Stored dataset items
========================
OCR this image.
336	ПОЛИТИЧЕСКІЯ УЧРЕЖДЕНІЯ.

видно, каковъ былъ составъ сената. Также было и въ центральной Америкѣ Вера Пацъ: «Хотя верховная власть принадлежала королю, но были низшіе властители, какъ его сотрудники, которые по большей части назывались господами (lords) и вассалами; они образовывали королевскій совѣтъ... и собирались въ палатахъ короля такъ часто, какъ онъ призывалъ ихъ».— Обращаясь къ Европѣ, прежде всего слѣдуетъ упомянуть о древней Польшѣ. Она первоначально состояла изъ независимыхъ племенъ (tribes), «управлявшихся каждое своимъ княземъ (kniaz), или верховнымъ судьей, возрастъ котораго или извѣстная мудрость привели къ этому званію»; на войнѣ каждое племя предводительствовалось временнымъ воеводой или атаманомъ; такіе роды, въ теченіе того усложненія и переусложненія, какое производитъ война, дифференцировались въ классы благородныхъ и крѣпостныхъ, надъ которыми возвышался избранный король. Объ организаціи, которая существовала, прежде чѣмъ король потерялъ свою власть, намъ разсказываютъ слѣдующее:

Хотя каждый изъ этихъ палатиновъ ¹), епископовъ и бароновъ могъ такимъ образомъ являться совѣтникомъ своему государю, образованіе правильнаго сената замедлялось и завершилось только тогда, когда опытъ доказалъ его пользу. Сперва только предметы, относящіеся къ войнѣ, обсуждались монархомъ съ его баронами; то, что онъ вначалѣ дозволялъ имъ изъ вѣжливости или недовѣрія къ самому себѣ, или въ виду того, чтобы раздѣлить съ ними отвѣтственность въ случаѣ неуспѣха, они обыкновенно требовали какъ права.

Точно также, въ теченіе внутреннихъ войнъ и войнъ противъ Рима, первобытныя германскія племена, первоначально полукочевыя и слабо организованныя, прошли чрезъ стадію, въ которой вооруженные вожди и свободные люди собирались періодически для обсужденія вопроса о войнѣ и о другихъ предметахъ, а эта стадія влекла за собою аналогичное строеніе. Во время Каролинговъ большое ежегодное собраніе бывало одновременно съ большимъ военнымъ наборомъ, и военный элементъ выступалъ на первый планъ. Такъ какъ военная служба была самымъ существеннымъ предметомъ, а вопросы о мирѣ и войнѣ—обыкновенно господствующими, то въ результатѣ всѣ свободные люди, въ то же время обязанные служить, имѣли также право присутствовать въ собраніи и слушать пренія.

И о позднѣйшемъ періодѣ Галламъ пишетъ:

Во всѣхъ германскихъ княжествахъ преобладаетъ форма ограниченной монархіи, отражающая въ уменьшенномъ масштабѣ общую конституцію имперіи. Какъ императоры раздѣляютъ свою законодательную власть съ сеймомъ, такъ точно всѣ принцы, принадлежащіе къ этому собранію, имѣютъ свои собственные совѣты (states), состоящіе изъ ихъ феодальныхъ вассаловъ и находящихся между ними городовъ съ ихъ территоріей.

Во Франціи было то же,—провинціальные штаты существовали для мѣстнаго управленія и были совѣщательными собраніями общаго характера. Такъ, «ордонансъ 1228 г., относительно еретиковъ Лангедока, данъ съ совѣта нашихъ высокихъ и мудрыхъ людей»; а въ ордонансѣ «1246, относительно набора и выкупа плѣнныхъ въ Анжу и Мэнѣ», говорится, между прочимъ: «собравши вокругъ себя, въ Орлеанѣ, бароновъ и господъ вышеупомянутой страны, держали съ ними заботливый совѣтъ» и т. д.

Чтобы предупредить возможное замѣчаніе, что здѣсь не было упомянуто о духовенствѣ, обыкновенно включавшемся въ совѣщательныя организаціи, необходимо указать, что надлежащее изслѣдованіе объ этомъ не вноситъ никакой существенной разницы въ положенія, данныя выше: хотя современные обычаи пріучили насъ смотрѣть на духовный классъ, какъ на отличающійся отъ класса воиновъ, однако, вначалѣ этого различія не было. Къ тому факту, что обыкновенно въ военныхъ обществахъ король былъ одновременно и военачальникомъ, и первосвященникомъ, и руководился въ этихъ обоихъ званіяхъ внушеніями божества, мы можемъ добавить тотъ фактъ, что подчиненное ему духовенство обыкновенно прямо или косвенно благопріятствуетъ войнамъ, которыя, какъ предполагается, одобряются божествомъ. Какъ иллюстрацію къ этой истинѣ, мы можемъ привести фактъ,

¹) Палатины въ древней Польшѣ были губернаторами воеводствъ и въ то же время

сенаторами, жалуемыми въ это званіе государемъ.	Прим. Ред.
========================
> [Task statement] Restate the listing above word for word.

> [Response to the exercise]
OCR this image.
336	ПОЛИТИЧЕСКІЯ УЧРЕЖДЕНІЯ.

видно, каковъ былъ составъ сената. Также было и въ центральной Америкѣ Вера Пацъ: «Хотя верховная власть принадлежала королю, но были низшіе властители, какъ его сотрудники, которые по большей части назывались господами (lords) и вассалами; они образовывали королевскій совѣтъ... и собирались въ палатахъ короля такъ часто, какъ онъ призывалъ ихъ».— Обращаясь къ Европѣ, прежде всего слѣдуетъ упомянуть о древней Польшѣ. Она первоначально состояла изъ независимыхъ племенъ (tribes), «управлявшихся каждое своимъ княземъ (kniaz), или верховнымъ судьей, возрастъ котораго или извѣстная мудрость привели къ этому званію»; на войнѣ каждое племя предводительствовалось временнымъ воеводой или атаманомъ; такіе роды, въ теченіе того усложненія и переусложненія, какое производитъ война, дифференцировались въ классы благородныхъ и крѣпостныхъ, надъ которыми возвышался избранный король. Объ организаціи, которая существовала, прежде чѣмъ король потерялъ свою власть, намъ разсказываютъ слѣдующее:

Хотя каждый изъ этихъ палатиновъ ¹), епископовъ и бароновъ могъ такимъ образомъ являться совѣтникомъ своему государю, образованіе правильнаго сената замедлялось и завершилось только тогда, когда опытъ доказалъ его пользу. Сперва только предметы, относящіеся къ войнѣ, обсуждались монархомъ съ его баронами; то, что онъ вначалѣ дозволялъ имъ изъ вѣжливости или недовѣрія къ самому себѣ, или въ виду того, чтобы раздѣлить съ ними отвѣтственность въ случаѣ неуспѣха, они обыкновенно требовали какъ права.

Точно также, въ теченіе внутреннихъ войнъ и войнъ противъ Рима, первобытныя германскія племена, первоначально полукочевыя и слабо организованныя, прошли чрезъ стадію, въ которой вооруженные вожди и свободные люди собирались періодически для обсужденія вопроса о войнѣ и о другихъ предметахъ, а эта стадія влекла за собою аналогичное строеніе. Во время Каролинговъ большое ежегодное собраніе бывало одновременно съ большимъ военнымъ наборомъ, и военный элементъ выступалъ на первый планъ. Такъ какъ военная служба была самымъ существеннымъ предметомъ, а вопросы о мирѣ и войнѣ—обыкновенно господствующими, то въ результатѣ всѣ свободные люди, въ то же время обязанные служить, имѣли также право присутствовать въ собраніи и слушать пренія.

И о позднѣйшемъ періодѣ Галламъ пишетъ:

Во всѣхъ германскихъ княжествахъ преобладаетъ форма ограниченной монархіи, отражающая въ уменьшенномъ масштабѣ общую конституцію имперіи. Какъ императоры раздѣляютъ свою законодательную власть съ сеймомъ, такъ точно всѣ принцы, принадлежащіе къ этому собранію, имѣютъ свои собственные совѣты (states), состоящіе изъ ихъ феодальныхъ вассаловъ и находящихся между ними городовъ съ ихъ территоріей.

Во Франціи было то же,—провинціальные штаты существовали для мѣстнаго управленія и были совѣщательными собраніями общаго характера. Такъ, «ордонансъ 1228 г., относительно еретиковъ Лангедока, данъ съ совѣта нашихъ высокихъ и мудрыхъ людей»; а въ ордонансѣ «1246, относительно набора и выкупа плѣнныхъ въ Анжу и Мэнѣ», говорится, между прочимъ: «собравши вокругъ себя, въ Орлеанѣ, бароновъ и господъ вышеупомянутой страны, держали съ ними заботливый совѣтъ» и т. д.

Чтобы предупредить возможное замѣчаніе, что здѣсь не было упомянуто о духовенствѣ, обыкновенно включавшемся въ совѣщательныя организаціи, необходимо указать, что надлежащее изслѣдованіе объ этомъ не вноситъ никакой существенной разницы въ положенія, данныя выше: хотя современные обычаи пріучили насъ смотрѣть на духовный классъ, какъ на отличающійся отъ класса воиновъ, однако, вначалѣ этого различія не было. Къ тому факту, что обыкновенно въ военныхъ обществахъ король былъ одновременно и военачальникомъ, и первосвященникомъ, и руководился въ этихъ обоихъ званіяхъ внушеніями божества, мы можемъ добавить тотъ фактъ, что подчиненное ему духовенство обыкновенно прямо или косвенно благопріятствуетъ войнамъ, которыя, какъ предполагается, одобряются божествомъ. Какъ иллюстрацію къ этой истинѣ, мы можемъ привести фактъ,

¹) Палатины въ древней Польшѣ были губернаторами воеводствъ и въ то же время

сенаторами, жалуемыми въ это званіе государемъ.	Прим. Ред.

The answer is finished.